─── Exercise materials

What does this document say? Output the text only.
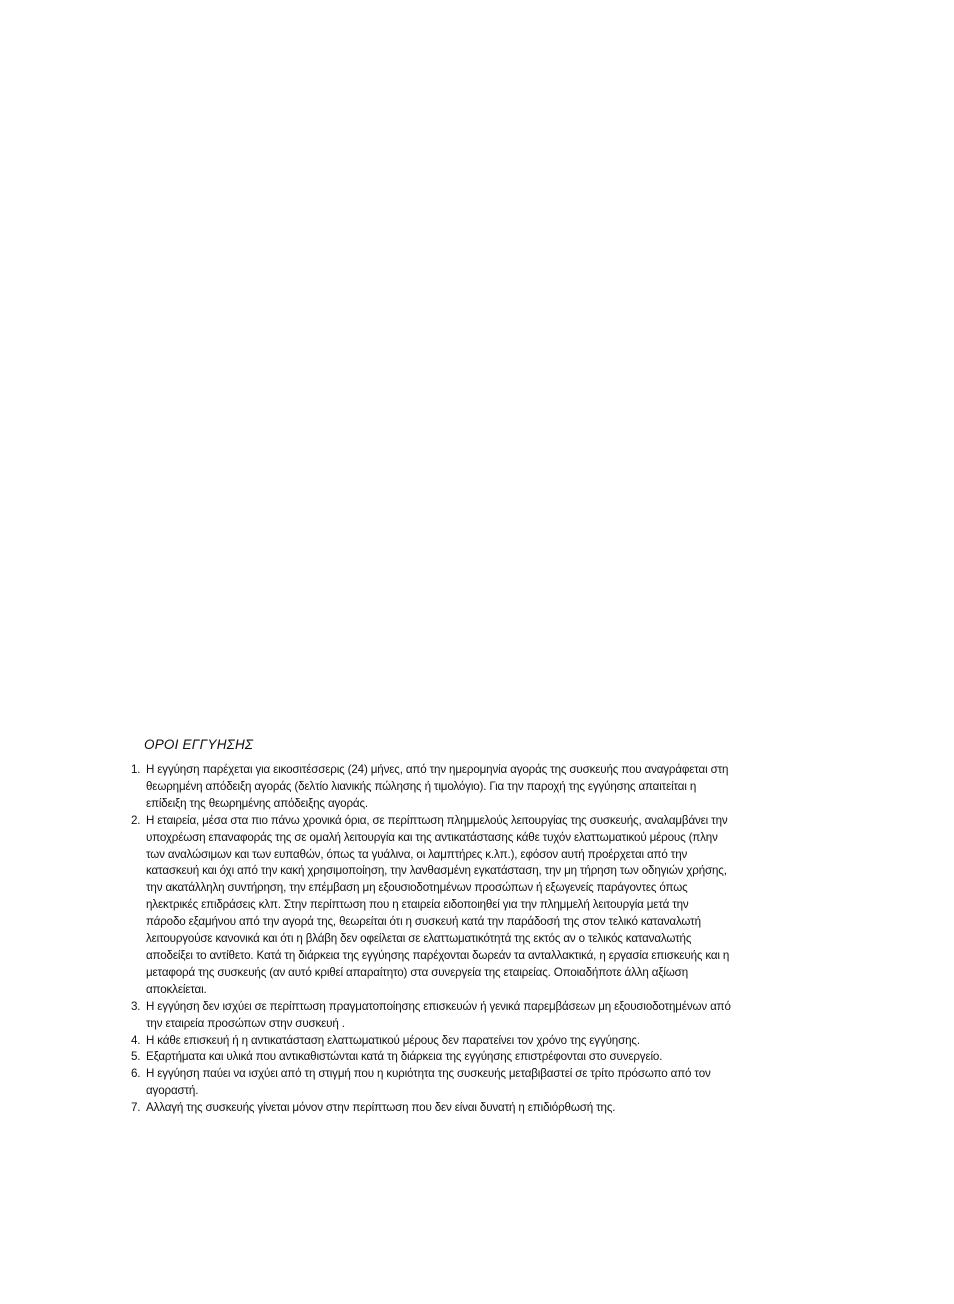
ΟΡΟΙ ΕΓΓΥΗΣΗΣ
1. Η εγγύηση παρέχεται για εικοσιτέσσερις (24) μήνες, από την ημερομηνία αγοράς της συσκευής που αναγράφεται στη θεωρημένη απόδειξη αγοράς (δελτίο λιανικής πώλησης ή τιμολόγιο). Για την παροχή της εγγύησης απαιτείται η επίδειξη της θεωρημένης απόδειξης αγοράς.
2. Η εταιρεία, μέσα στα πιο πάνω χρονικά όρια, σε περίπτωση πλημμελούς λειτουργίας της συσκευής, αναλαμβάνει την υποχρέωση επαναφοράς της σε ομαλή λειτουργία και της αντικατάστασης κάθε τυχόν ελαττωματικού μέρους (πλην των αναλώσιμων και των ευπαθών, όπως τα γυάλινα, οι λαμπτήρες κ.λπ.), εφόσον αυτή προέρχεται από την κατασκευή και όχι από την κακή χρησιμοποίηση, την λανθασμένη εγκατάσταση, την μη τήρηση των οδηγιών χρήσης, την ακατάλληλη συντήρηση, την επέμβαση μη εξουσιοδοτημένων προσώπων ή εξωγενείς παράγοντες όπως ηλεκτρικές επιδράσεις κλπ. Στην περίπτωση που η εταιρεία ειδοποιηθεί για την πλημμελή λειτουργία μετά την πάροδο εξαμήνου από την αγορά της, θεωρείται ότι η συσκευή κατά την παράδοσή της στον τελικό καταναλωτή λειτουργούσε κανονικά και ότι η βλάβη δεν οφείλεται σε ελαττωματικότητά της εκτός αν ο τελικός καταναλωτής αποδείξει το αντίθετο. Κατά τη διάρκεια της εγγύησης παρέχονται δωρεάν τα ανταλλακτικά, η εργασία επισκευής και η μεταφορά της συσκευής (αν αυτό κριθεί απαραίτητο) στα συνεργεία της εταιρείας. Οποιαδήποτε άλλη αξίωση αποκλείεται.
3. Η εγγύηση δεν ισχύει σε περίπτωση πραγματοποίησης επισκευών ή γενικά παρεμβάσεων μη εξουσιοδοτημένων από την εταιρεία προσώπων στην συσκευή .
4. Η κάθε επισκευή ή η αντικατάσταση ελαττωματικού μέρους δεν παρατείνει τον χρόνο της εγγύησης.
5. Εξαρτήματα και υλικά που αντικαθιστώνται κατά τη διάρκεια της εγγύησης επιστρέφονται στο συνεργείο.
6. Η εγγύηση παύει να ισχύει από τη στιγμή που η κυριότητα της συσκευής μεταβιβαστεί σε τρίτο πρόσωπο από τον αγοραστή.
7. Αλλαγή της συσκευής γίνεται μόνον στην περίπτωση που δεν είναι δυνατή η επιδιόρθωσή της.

──────
─── Exercise materials

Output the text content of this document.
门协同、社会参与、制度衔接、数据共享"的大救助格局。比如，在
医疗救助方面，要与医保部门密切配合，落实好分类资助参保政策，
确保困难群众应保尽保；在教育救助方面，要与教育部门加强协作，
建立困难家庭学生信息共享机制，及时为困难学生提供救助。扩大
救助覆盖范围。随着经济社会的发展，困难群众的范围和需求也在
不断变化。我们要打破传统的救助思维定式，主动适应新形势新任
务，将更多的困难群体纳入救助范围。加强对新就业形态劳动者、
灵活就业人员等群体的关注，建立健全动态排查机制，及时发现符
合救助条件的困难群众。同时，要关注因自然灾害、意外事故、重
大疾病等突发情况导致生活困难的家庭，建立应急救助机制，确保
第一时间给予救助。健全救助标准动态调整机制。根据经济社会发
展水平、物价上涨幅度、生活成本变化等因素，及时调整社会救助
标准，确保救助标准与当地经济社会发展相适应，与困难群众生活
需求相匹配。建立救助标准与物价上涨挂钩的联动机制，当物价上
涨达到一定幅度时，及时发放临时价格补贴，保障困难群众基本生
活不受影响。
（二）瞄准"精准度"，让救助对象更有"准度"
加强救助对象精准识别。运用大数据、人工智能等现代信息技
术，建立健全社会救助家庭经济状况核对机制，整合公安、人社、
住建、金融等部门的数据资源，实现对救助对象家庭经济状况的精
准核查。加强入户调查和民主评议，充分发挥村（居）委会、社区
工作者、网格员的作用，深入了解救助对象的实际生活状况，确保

──────

Given problem: Using the listing above, show each line holding the string "text".

The reply:
What does this document say? Output the text only.
Output the text content of this document.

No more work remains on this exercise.